## begin DATASET EXCERPTS

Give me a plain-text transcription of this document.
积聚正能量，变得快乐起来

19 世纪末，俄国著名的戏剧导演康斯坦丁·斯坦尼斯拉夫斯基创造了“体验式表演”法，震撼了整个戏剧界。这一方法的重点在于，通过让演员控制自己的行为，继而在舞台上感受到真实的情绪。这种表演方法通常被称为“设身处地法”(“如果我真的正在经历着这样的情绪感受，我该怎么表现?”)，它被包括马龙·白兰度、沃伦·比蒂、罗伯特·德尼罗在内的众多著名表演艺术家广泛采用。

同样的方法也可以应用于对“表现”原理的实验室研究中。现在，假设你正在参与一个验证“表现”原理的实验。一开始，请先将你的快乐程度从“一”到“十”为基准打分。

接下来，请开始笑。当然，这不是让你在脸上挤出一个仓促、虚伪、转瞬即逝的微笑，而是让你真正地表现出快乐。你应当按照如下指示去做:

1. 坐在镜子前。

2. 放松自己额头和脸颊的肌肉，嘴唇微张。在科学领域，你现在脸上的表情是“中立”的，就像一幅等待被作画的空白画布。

## end DATASET EXCERPTS

DIRECTIONS FOR THIS TASK
In full and verbatim, repeat the records given above.

ANSWER FOR THE TASK
Give me a plain-text transcription of this document.
积聚正能量，变得快乐起来

19 世纪末，俄国著名的戏剧导演康斯坦丁·斯坦尼斯拉夫斯基创造了“体验式表演”法，震撼了整个戏剧界。这一方法的重点在于，通过让演员控制自己的行为，继而在舞台上感受到真实的情绪。这种表演方法通常被称为“设身处地法”(“如果我真的正在经历着这样的情绪感受，我该怎么表现?”)，它被包括马龙·白兰度、沃伦·比蒂、罗伯特·德尼罗在内的众多著名表演艺术家广泛采用。

同样的方法也可以应用于对“表现”原理的实验室研究中。现在，假设你正在参与一个验证“表现”原理的实验。一开始，请先将你的快乐程度从“一”到“十”为基准打分。

接下来，请开始笑。当然，这不是让你在脸上挤出一个仓促、虚伪、转瞬即逝的微笑，而是让你真正地表现出快乐。你应当按照如下指示去做:

1. 坐在镜子前。

2. 放松自己额头和脸颊的肌肉，嘴唇微张。在科学领域，你现在脸上的表情是“中立”的，就像一幅等待被作画的空白画布。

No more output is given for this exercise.